### What to work on
Write out the material exactly, with the pictures left out.

- - -

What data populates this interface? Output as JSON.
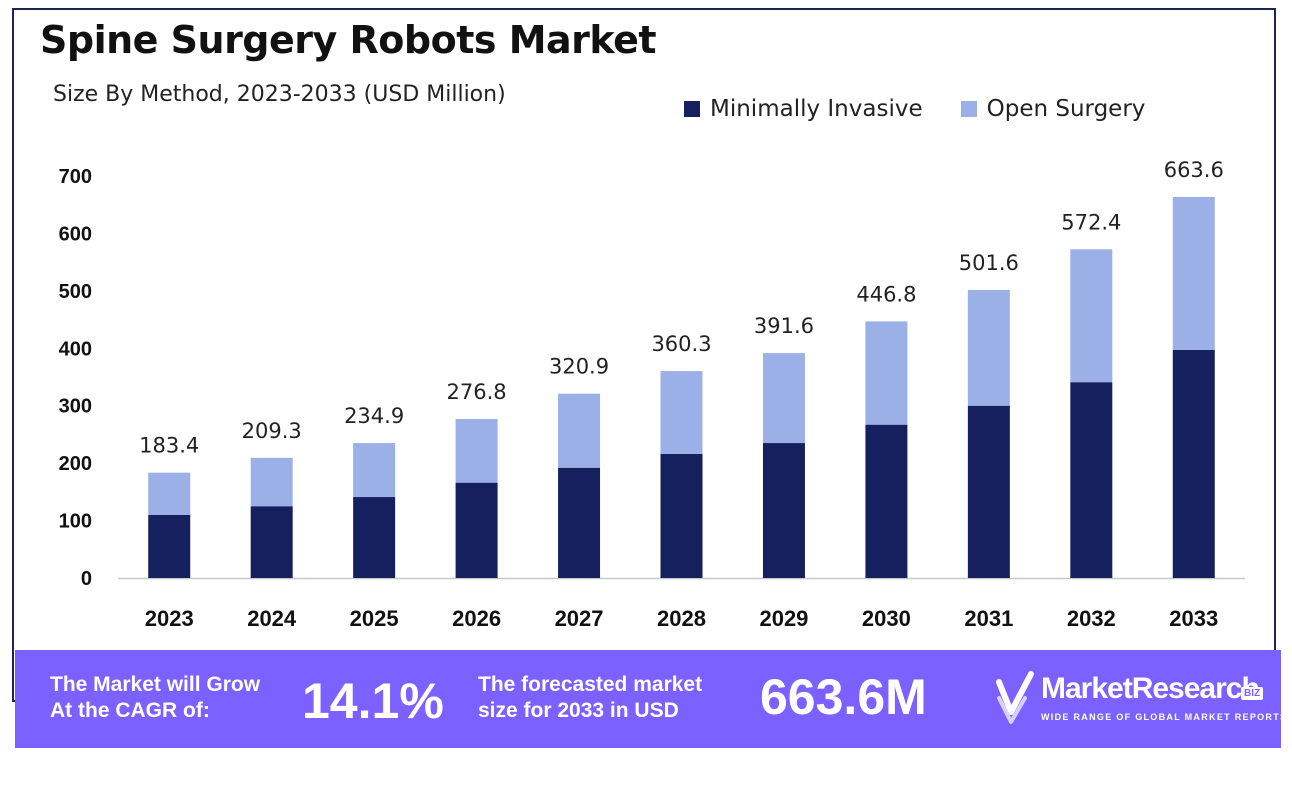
{
  "header": {
    "title": "Spine Surgery Robots Market",
    "subtitle": "Size By Method, 2023-2033 (USD Million)"
  },
  "legend": {
    "minimally_invasive": "Minimally Invasive",
    "open_surgery": "Open Surgery"
  },
  "colors": {
    "minimally_invasive": "#16205e",
    "open_surgery": "#9bb0e6",
    "banner": "#7b61ff"
  },
  "chart_data": {
    "type": "bar",
    "stacked": true,
    "title": "Spine Surgery Robots Market",
    "subtitle": "Size By Method, 2023-2033 (USD Million)",
    "xlabel": "",
    "ylabel": "",
    "ylim": [
      0,
      700
    ],
    "yticks": [
      0,
      100,
      200,
      300,
      400,
      500,
      600,
      700
    ],
    "categories": [
      "2023",
      "2024",
      "2025",
      "2026",
      "2027",
      "2028",
      "2029",
      "2030",
      "2031",
      "2032",
      "2033"
    ],
    "series": [
      {
        "name": "Minimally Invasive",
        "values": [
          110,
          125,
          141,
          166,
          192,
          216,
          235,
          267,
          300,
          341,
          397
        ]
      },
      {
        "name": "Open Surgery",
        "values": [
          73.4,
          84.3,
          93.9,
          110.8,
          128.9,
          144.3,
          156.6,
          179.8,
          201.6,
          231.4,
          266.6
        ]
      }
    ],
    "totals": [
      "183.4",
      "209.3",
      "234.9",
      "276.8",
      "320.9",
      "360.3",
      "391.6",
      "446.8",
      "501.6",
      "572.4",
      "663.6"
    ],
    "legend_position": "top-right",
    "grid": false
  },
  "banner": {
    "cagr_text_line1": "The Market will Grow",
    "cagr_text_line2": "At the CAGR of:",
    "cagr_value": "14.1%",
    "forecast_text_line1": "The forecasted market",
    "forecast_text_line2": "size for 2033 in USD",
    "forecast_value": "663.6M"
  },
  "logo": {
    "name": "MarketResearch",
    "badge": "BIZ",
    "tagline": "WIDE RANGE OF GLOBAL MARKET REPORTS"
  }
}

- - -

### Answer in full
What data populates this interface? Output as JSON.
{
  "header": {
    "title": "Spine Surgery Robots Market",
    "subtitle": "Size By Method, 2023-2033 (USD Million)"
  },
  "legend": {
    "minimally_invasive": "Minimally Invasive",
    "open_surgery": "Open Surgery"
  },
  "colors": {
    "minimally_invasive": "#16205e",
    "open_surgery": "#9bb0e6",
    "banner": "#7b61ff"
  },
  "chart_data": {
    "type": "bar",
    "stacked": true,
    "title": "Spine Surgery Robots Market",
    "subtitle": "Size By Method, 2023-2033 (USD Million)",
    "xlabel": "",
    "ylabel": "",
    "ylim": [
      0,
      700
    ],
    "yticks": [
      0,
      100,
      200,
      300,
      400,
      500,
      600,
      700
    ],
    "categories": [
      "2023",
      "2024",
      "2025",
      "2026",
      "2027",
      "2028",
      "2029",
      "2030",
      "2031",
      "2032",
      "2033"
    ],
    "series": [
      {
        "name": "Minimally Invasive",
        "values": [
          110,
          125,
          141,
          166,
          192,
          216,
          235,
          267,
          300,
          341,
          397
        ]
      },
      {
        "name": "Open Surgery",
        "values": [
          73.4,
          84.3,
          93.9,
          110.8,
          128.9,
          144.3,
          156.6,
          179.8,
          201.6,
          231.4,
          266.6
        ]
      }
    ],
    "totals": [
      "183.4",
      "209.3",
      "234.9",
      "276.8",
      "320.9",
      "360.3",
      "391.6",
      "446.8",
      "501.6",
      "572.4",
      "663.6"
    ],
    "legend_position": "top-right",
    "grid": false
  },
  "banner": {
    "cagr_text_line1": "The Market will Grow",
    "cagr_text_line2": "At the CAGR of:",
    "cagr_value": "14.1%",
    "forecast_text_line1": "The forecasted market",
    "forecast_text_line2": "size for 2033 in USD",
    "forecast_value": "663.6M"
  },
  "logo": {
    "name": "MarketResearch",
    "badge": "BIZ",
    "tagline": "WIDE RANGE OF GLOBAL MARKET REPORTS"
  }
}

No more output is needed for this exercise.